— START Records for this task —
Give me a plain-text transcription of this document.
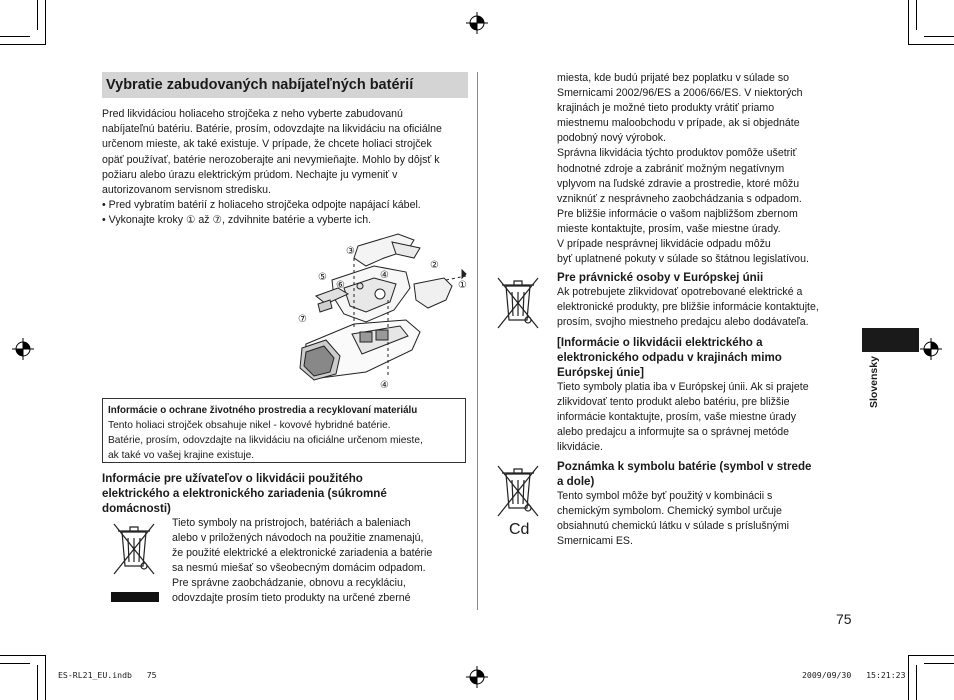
Vybratie zabudovaných nabíjateľných batérií
Pred likvidáciou holiaceho strojčeka z neho vyberte zabudovanú
nabíjateľnú batériu. Batérie, prosím, odovzdajte na likvidáciu na oficiálne
určenom mieste, ak také existuje. V prípade, že chcete holiaci strojček
opäť používať, batérie nerozoberajte ani nevymieňajte. Mohlo by dôjsť k
požiaru alebo úrazu elektrickým prúdom. Nechajte ju vymeniť v
autorizovanom servisnom stredisku.
• Pred vybratím batérií z holiaceho strojčeka odpojte napájací kábel.
• Vykonajte kroky ① až ⑦, zdvihnite batérie a vyberte ich.
③
⑤
⑥
④
②
①
⑦
④
Informácie o ochrane životného prostredia a recyklovaní materiálu
Tento holiaci strojček obsahuje nikel - kovové hybridné batérie.
Batérie, prosím, odovzdajte na likvidáciu na oficiálne určenom mieste,
ak také vo vašej krajine existuje.
Informácie pre užívateľov o likvidácii použitého
elektrického a elektronického zariadenia (súkromné
domácnosti)
Tieto symboly na prístrojoch, batériách a baleniach
alebo v priložených návodoch na použitie znamenajú,
že použité elektrické a elektronické zariadenia a batérie
sa nesmú miešať so všeobecným domácim odpadom.
Pre správne zaobchádzanie, obnovu a recykláciu,
odovzdajte prosím tieto produkty na určené zberné
miesta, kde budú prijaté bez poplatku v súlade so
Smernicami 2002/96/ES a 2006/66/ES. V niektorých
krajinách je možné tieto produkty vrátiť priamo
miestnemu maloobchodu v prípade, ak si objednáte
podobný nový výrobok.
Správna likvidácia týchto produktov pomôže ušetriť
hodnotné zdroje a zabrániť možným negatívnym
vplyvom na ľudské zdravie a prostredie, ktoré môžu
vzniknúť z nesprávneho zaobchádzania s odpadom.
Pre bližšie informácie o vašom najbližšom zbernom
mieste kontaktujte, prosím, vaše miestne úrady.
V prípade nesprávnej likvidácie odpadu môžu
byť uplatnené pokuty v súlade so štátnou legislatívou.
Pre právnické osoby v Európskej únii
Ak potrebujete zlikvidovať opotrebované elektrické a
elektronické produkty, pre bližšie informácie kontaktujte,
prosím, svojho miestneho predajcu alebo dodávateľa.
[Informácie o likvidácii elektrického a
elektronického odpadu v krajinách mimo
Európskej únie]
Tieto symboly platia iba v Európskej únii. Ak si prajete
zlikvidovať tento produkt alebo batériu, pre bližšie
informácie kontaktujte, prosím, vaše miestne úrady
alebo predajcu a informujte sa o správnej metóde
likvidácie.
Cd
Poznámka k symbolu batérie (symbol v strede
a dole)
Tento symbol môže byť použitý v kombinácii s
chemickým symbolom. Chemický symbol určuje
obsiahnutú chemickú látku v súlade s príslušnými
Smernicami ES.
Slovensky
75
ES-RL21_EU.indb   75	2009/09/30   15:21:23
— END Records for this task —
Without the pictures, copy the material exactly as given.

Answer to the problem:
Give me a plain-text transcription of this document.
Vybratie zabudovaných nabíjateľných batérií
Pred likvidáciou holiaceho strojčeka z neho vyberte zabudovanú
nabíjateľnú batériu. Batérie, prosím, odovzdajte na likvidáciu na oficiálne
určenom mieste, ak také existuje. V prípade, že chcete holiaci strojček
opäť používať, batérie nerozoberajte ani nevymieňajte. Mohlo by dôjsť k
požiaru alebo úrazu elektrickým prúdom. Nechajte ju vymeniť v
autorizovanom servisnom stredisku.
• Pred vybratím batérií z holiaceho strojčeka odpojte napájací kábel.
• Vykonajte kroky ① až ⑦, zdvihnite batérie a vyberte ich.
③
⑤
⑥
④
②
①
⑦
④
Informácie o ochrane životného prostredia a recyklovaní materiálu
Tento holiaci strojček obsahuje nikel - kovové hybridné batérie.
Batérie, prosím, odovzdajte na likvidáciu na oficiálne určenom mieste,
ak také vo vašej krajine existuje.
Informácie pre užívateľov o likvidácii použitého
elektrického a elektronického zariadenia (súkromné
domácnosti)
Tieto symboly na prístrojoch, batériách a baleniach
alebo v priložených návodoch na použitie znamenajú,
že použité elektrické a elektronické zariadenia a batérie
sa nesmú miešať so všeobecným domácim odpadom.
Pre správne zaobchádzanie, obnovu a recykláciu,
odovzdajte prosím tieto produkty na určené zberné
miesta, kde budú prijaté bez poplatku v súlade so
Smernicami 2002/96/ES a 2006/66/ES. V niektorých
krajinách je možné tieto produkty vrátiť priamo
miestnemu maloobchodu v prípade, ak si objednáte
podobný nový výrobok.
Správna likvidácia týchto produktov pomôže ušetriť
hodnotné zdroje a zabrániť možným negatívnym
vplyvom na ľudské zdravie a prostredie, ktoré môžu
vzniknúť z nesprávneho zaobchádzania s odpadom.
Pre bližšie informácie o vašom najbližšom zbernom
mieste kontaktujte, prosím, vaše miestne úrady.
V prípade nesprávnej likvidácie odpadu môžu
byť uplatnené pokuty v súlade so štátnou legislatívou.
Pre právnické osoby v Európskej únii
Ak potrebujete zlikvidovať opotrebované elektrické a
elektronické produkty, pre bližšie informácie kontaktujte,
prosím, svojho miestneho predajcu alebo dodávateľa.
[Informácie o likvidácii elektrického a
elektronického odpadu v krajinách mimo
Európskej únie]
Tieto symboly platia iba v Európskej únii. Ak si prajete
zlikvidovať tento produkt alebo batériu, pre bližšie
informácie kontaktujte, prosím, vaše miestne úrady
alebo predajcu a informujte sa o správnej metóde
likvidácie.
Cd
Poznámka k symbolu batérie (symbol v strede
a dole)
Tento symbol môže byť použitý v kombinácii s
chemickým symbolom. Chemický symbol určuje
obsiahnutú chemickú látku v súlade s príslušnými
Smernicami ES.
Slovensky
75
ES-RL21_EU.indb   75	2009/09/30   15:21:23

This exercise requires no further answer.